• YOUR GOAL:
Search the entries for the word "защитной" and pull out each line that has it.

• DATA PROVIDED:
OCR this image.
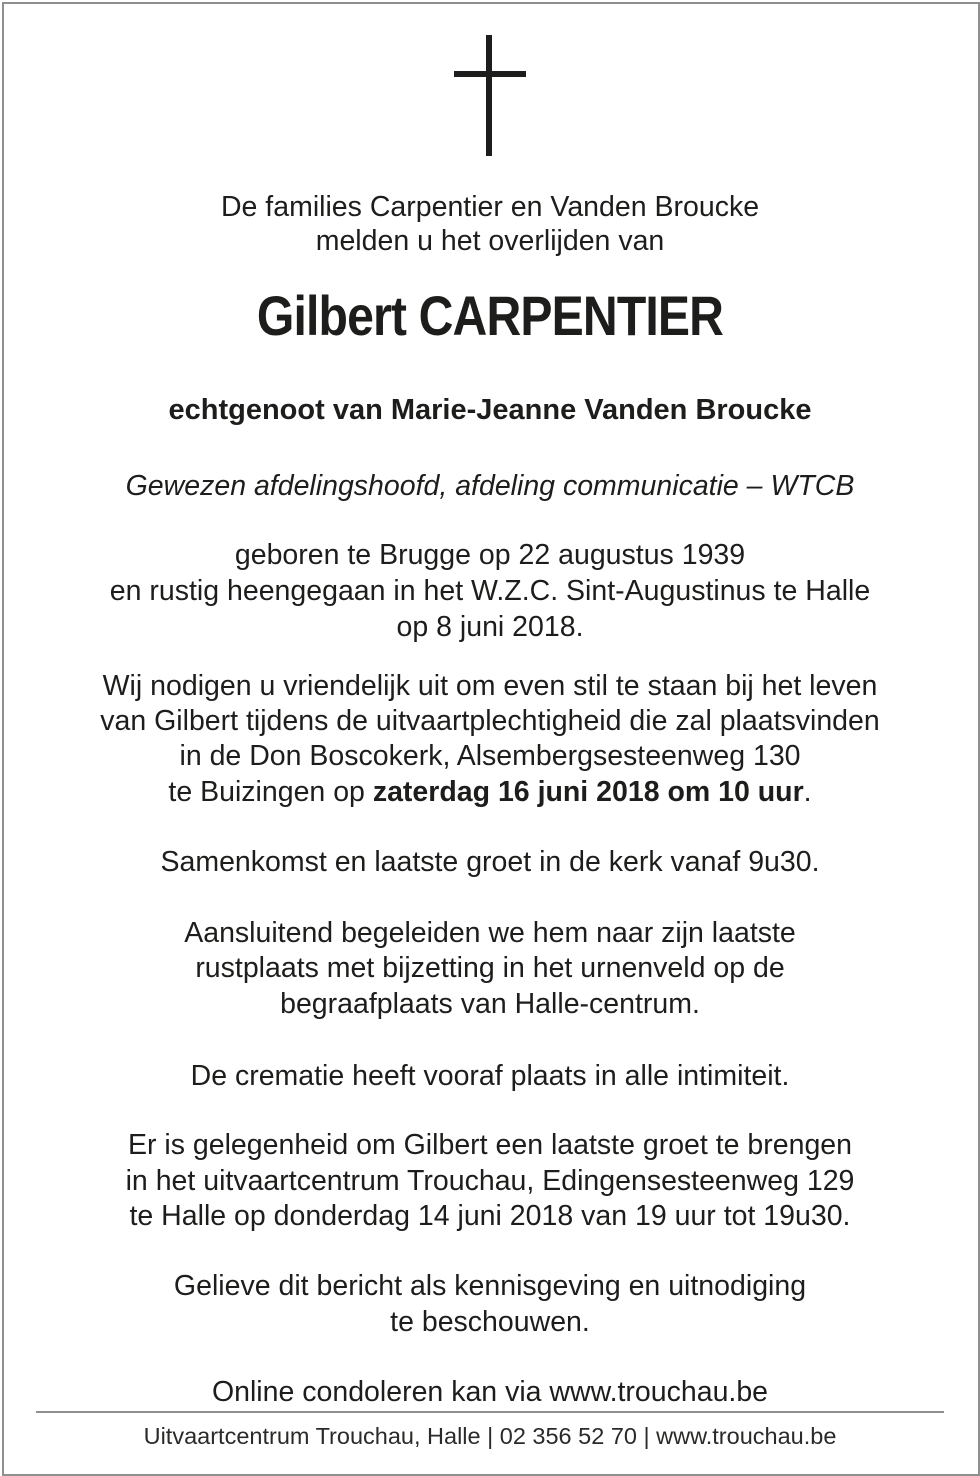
De families Carpentier en Vanden Broucke
melden u het overlijden van
Gilbert CARPENTIER
echtgenoot van Marie-Jeanne Vanden Broucke
Gewezen afdelingshoofd, afdeling communicatie – WTCB
geboren te Brugge op 22 augustus 1939
en rustig heengegaan in het W.Z.C. Sint-Augustinus te Halle
op 8 juni 2018.
Wij nodigen u vriendelijk uit om even stil te staan bij het leven
van Gilbert tijdens de uitvaartplechtigheid die zal plaatsvinden
in de Don Boscokerk, Alsembergsesteenweg 130
te Buizingen op zaterdag 16 juni 2018 om 10 uur.
Samenkomst en laatste groet in de kerk vanaf 9u30.
Aansluitend begeleiden we hem naar zijn laatste
rustplaats met bijzetting in het urnenveld op de
begraafplaats van Halle-centrum.
De crematie heeft vooraf plaats in alle intimiteit.
Er is gelegenheid om Gilbert een laatste groet te brengen
in het uitvaartcentrum Trouchau, Edingensesteenweg 129
te Halle op donderdag 14 juni 2018 van 19 uur tot 19u30.
Gelieve dit bericht als kennisgeving en uitnodiging
te beschouwen.
Online condoleren kan via www.trouchau.be
Uitvaartcentrum Trouchau, Halle | 02 356 52 70 | www.trouchau.be
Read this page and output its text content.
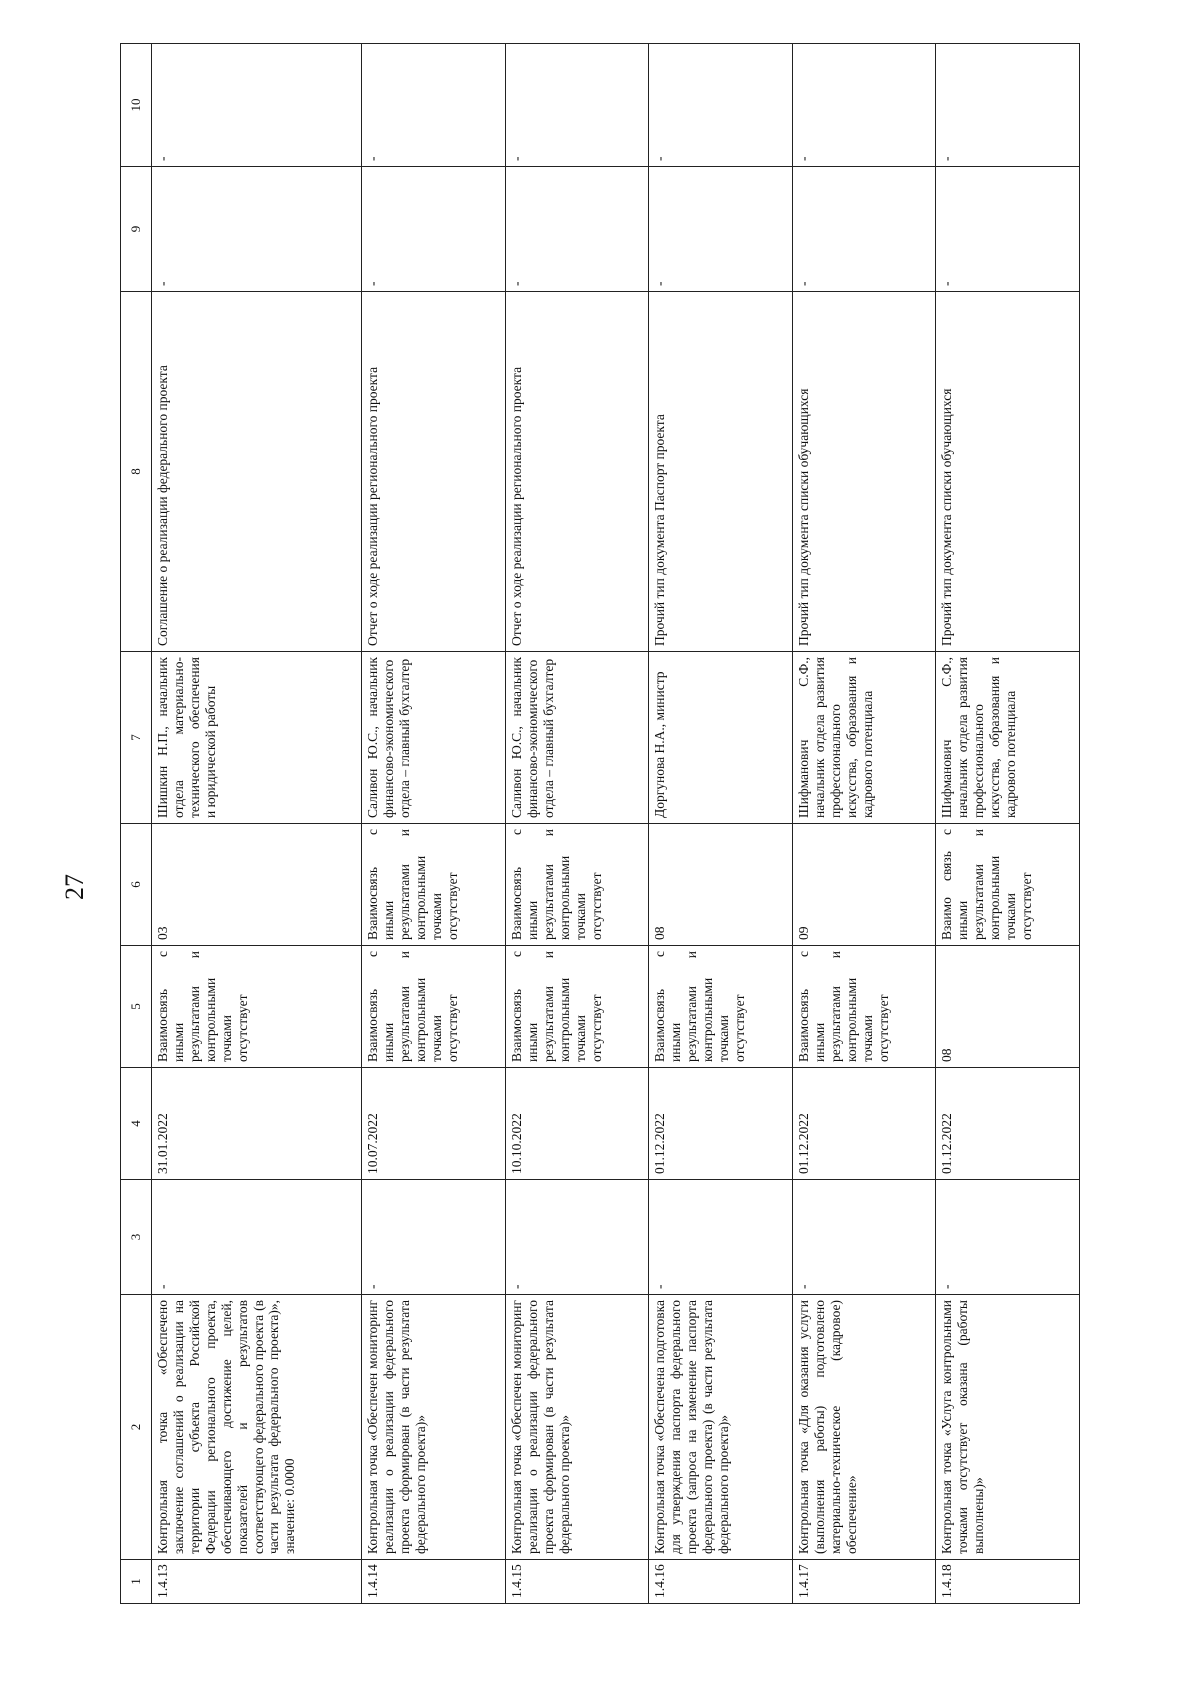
27
1	2	3	4	5	6	7	8	9	10
1.4.13	Контрольная точка «Обеспечено заключение соглашений о реализации на территории субъекта Российской Федерации регионального проекта, обеспечивающего достижение целей, показателей и результатов соответствующего федерального проекта (в части результата федерального проекта)», значение: 0.0000	-	31.01.2022	Взаимосвязь с иными результатами и контрольными точками отсутствует	03	Шишкин Н.П., начальник отдела материально-технического обеспечения и юридической работы	Соглашение о реализации федерального проекта	-	-
1.4.14	Контрольная точка «Обеспечен мониторинг реализации о реализации федерального проекта сформирован (в части результата федерального проекта)»	-	10.07.2022	Взаимосвязь с иными результатами и контрольными точками отсутствует	Взаимосвязь с иными результатами и контрольными точками отсутствует	Саливон Ю.С., начальник финансово-экономического отдела – главный бухгалтер	Отчет о ходе реализации регионального проекта	-	-
1.4.15	Контрольная точка «Обеспечен мониторинг реализации о реализации федерального проекта сформирован (в части результата федерального проекта)»	-	10.10.2022	Взаимосвязь с иными результатами и контрольными точками отсутствует	Взаимосвязь с иными результатами и контрольными точками отсутствует	Саливон Ю.С., начальник финансово-экономического отдела – главный бухгалтер	Отчет о ходе реализации регионального проекта	-	-
1.4.16	Контрольная точка «Обеспечена подготовка для утверждения паспорта федерального проекта (запроса на изменение паспорта федерального проекта) (в части результата федерального проекта)»	-	01.12.2022	Взаимосвязь с иными результатами и контрольными точками отсутствует	08	Доргунова Н.А., министр	Прочий тип документа Паспорт проекта	-	-
1.4.17	Контрольная точка «Для оказания услуги (выполнения работы) подготовлено материально-техническое (кадровое) обеспечение»	-	01.12.2022	Взаимосвязь с иными результатами и контрольными точками отсутствует	09	Шифманович С.Ф., начальник отдела развития профессионального искусства, образования и кадрового потенциала	Прочий тип документа списки обучающихся	-	-
1.4.18	Контрольная точка «Услуга контрольными точками отсутствует оказана (работы выполнены)»	-	01.12.2022	08	Взаимо связь с иными результатами и контрольными точками отсутствует	Шифманович С.Ф., начальник отдела развития профессионального искусства, образования и кадрового потенциала	Прочий тип документа списки обучающихся	-	-
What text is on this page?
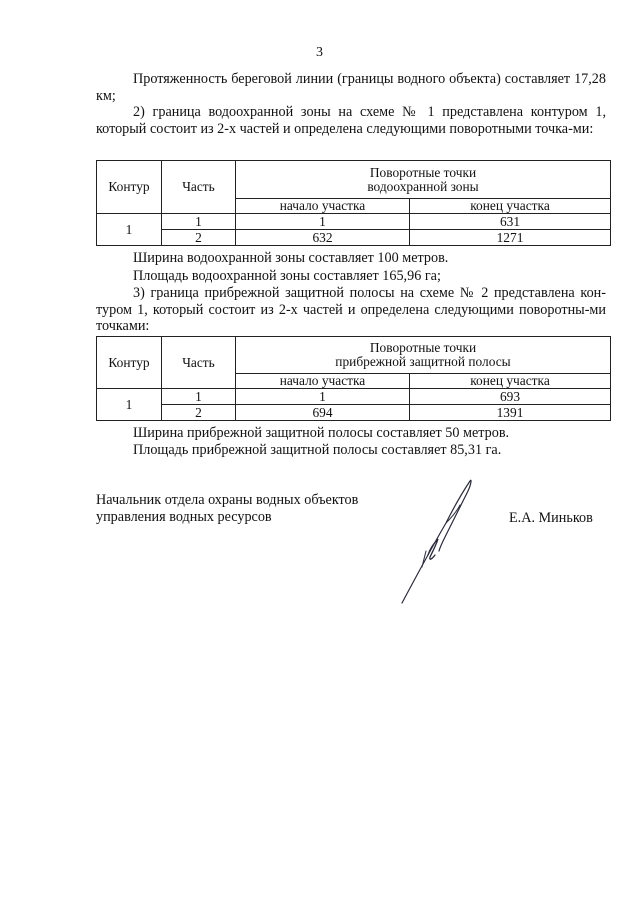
3
Протяженность береговой линии (границы водного объекта) составляет 17,28 км;
2) граница водоохранной зоны на схеме № 1 представлена контуром 1, который состоит из 2-х частей и определена следующими поворотными точка-ми:
Контур	Часть	Поворотные точки
водоохранной зоны	

		начало участка	конец участка
1	1	1	631
	2	632	1271
Ширина водоохранной зоны составляет 100 метров.
Площадь водоохранной зоны составляет 165,96 га;
3) граница прибрежной защитной полосы на схеме № 2 представлена кон-туром 1, который состоит из 2-х частей и определена следующими поворотны-ми точками:
Контур	Часть	Поворотные точки
прибрежной защитной полосы	

		начало участка	конец участка
1	1	1	693
	2	694	1391
Ширина прибрежной защитной полосы составляет 50 метров.
Площадь прибрежной защитной полосы составляет 85,31 га.
Начальник отдела охраны водных объектов
управления водных ресурсов	Е.А. Миньков
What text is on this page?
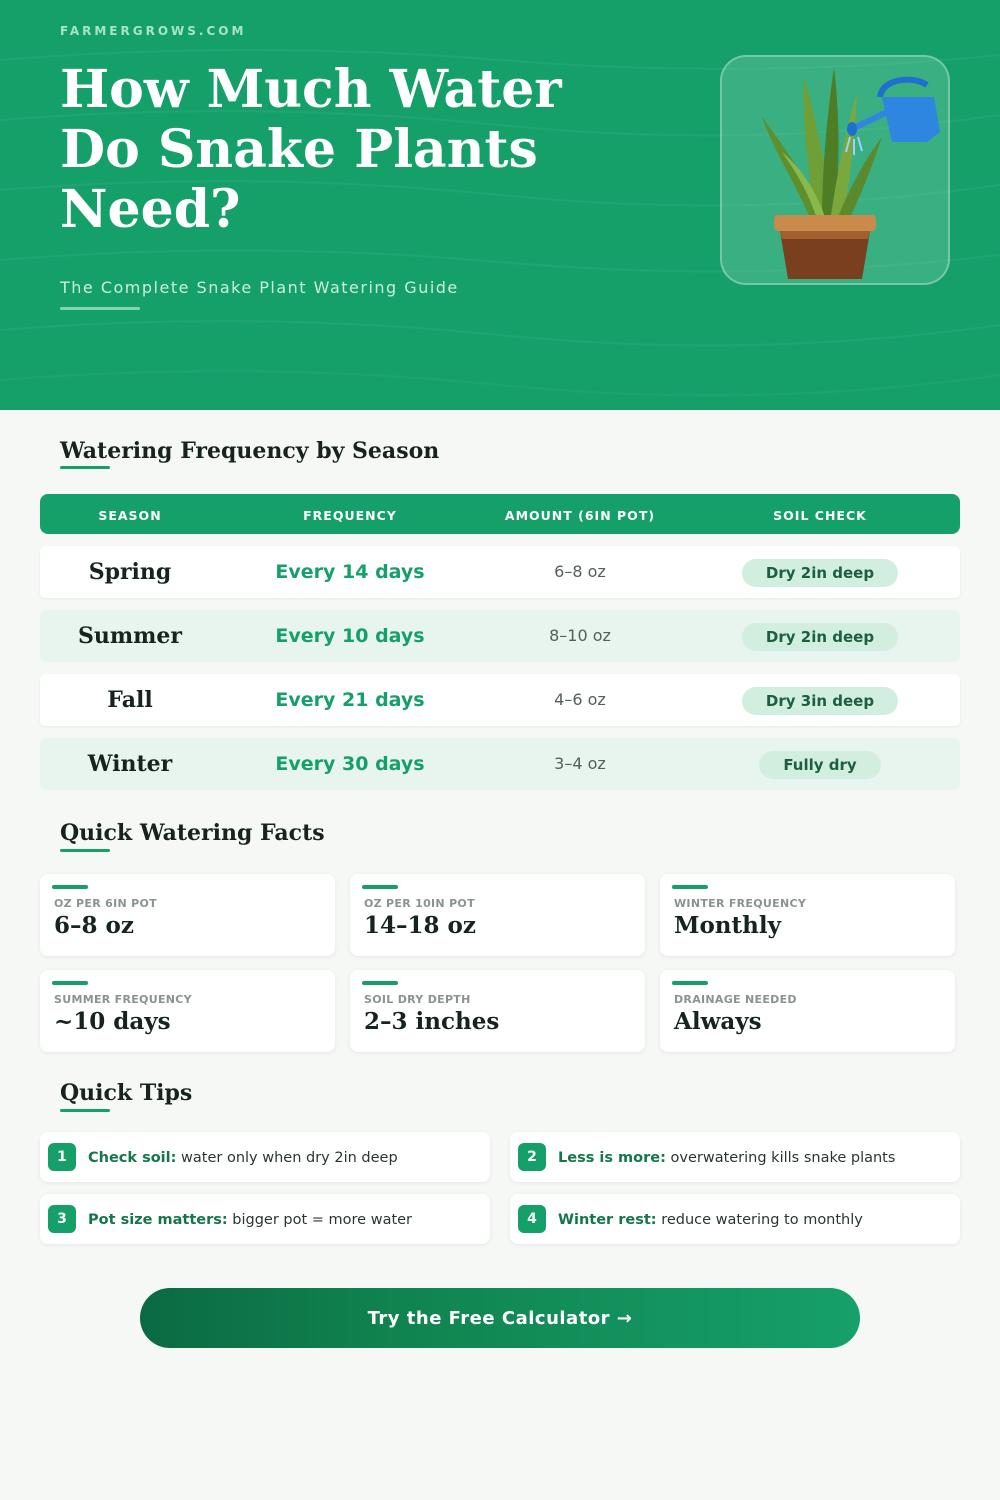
FARMERGROWS.COM
How Much Water Do Snake Plants Need?
The Complete Snake Plant Watering Guide
Watering Frequency by Season
SEASON	FREQUENCY	AMOUNT (6IN POT)	SOIL CHECK
Spring	Every 14 days	6–8 oz	Dry 2in deep
Summer	Every 10 days	8–10 oz	Dry 2in deep
Fall	Every 21 days	4–6 oz	Dry 3in deep
Winter	Every 30 days	3–4 oz	Fully dry
Quick Watering Facts
OZ PER 6IN POT
6–8 oz
OZ PER 10IN POT
14–18 oz
WINTER FREQUENCY
Monthly
SUMMER FREQUENCY
~10 days
SOIL DRY DEPTH
2–3 inches
DRAINAGE NEEDED
Always
Quick Tips
1	Check soil: water only when dry 2in deep	2	Less is more: overwatering kills snake plants
3	Pot size matters: bigger pot = more water	4	Winter rest: reduce watering to monthly
Try the Free Calculator →
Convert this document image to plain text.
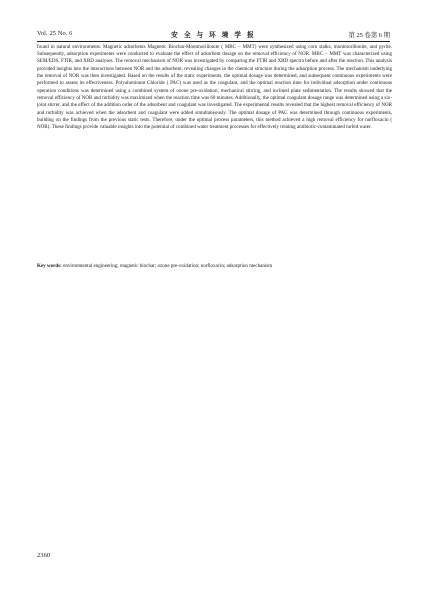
Vol. 25 No. 6	安 全 与 环 境 学 报	第 25 卷第 6 期

found in natural environments. Magnetic adsorbents Magnetic Biochar-Montmorillonite ( MBC − MMT) were synthesized using corn stalks, montmorillonite, and pyrite. Subsequently, adsorption experiments were conducted to evaluate the effect of adsorbent dosage on the removal efficiency of NOR. MBC − MMT was characterized using SEM/EDS, FTIR, and XRD analyses. The removal mechanism of NOR was investigated by comparing the FTIR and XRD spectra before and after the reaction. This analysis provided insights into the interactions between NOR and the adsorbent, revealing changes in the chemical structure during the adsorption process. The mechanism underlying the removal of NOR was then investigated. Based on the results of the static experiments, the optimal dosage was determined, and subsequent continuous experiments were performed to assess its effectiveness. Polyaluminum Chloride ( PAC) was used as the coagulant, and the optimal reaction time for individual adsorption under continuous operation conditions was determined using a combined system of ozone pre-oxidation, mechanical stirring, and inclined plate sedimentation. The results showed that the removal efficiency of NOR and turbidity was maximized when the reaction time was 60 minutes. Additionally, the optimal coagulant dosage range was determined using a six-joint stirrer, and the effect of the addition order of the adsorbent and coagulant was investigated. The experimental results revealed that the highest removal efficiency of NOR and turbidity was achieved when the adsorbent and coagulant were added simultaneously. The optimal dosage of PAC was determined through continuous experiments, building on the findings from the previous static tests. Therefore, under the optimal process parameters, this method achieved a high removal efficiency for norfloxacin ( NOR). These findings provide valuable insights into the potential of combined water treatment processes for effectively treating antibiotic-contaminated turbid water.

Key words: environmental engineering; magnetic biochar; ozone pre-oxidation; norfloxacin; adsorption mechanism

2360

• OUTPUT FOR THIS TASK:
3) граница прибрежной защитной полосы на схеме № 2 представлена кон-туром 1, который состоит из 2-х частей и определена следующими поворотны-ми точками:
прибрежной защитной полосы	
Ширина прибрежной защитной полосы составляет 50 метров.
Площадь прибрежной защитной полосы составляет 85,31 га.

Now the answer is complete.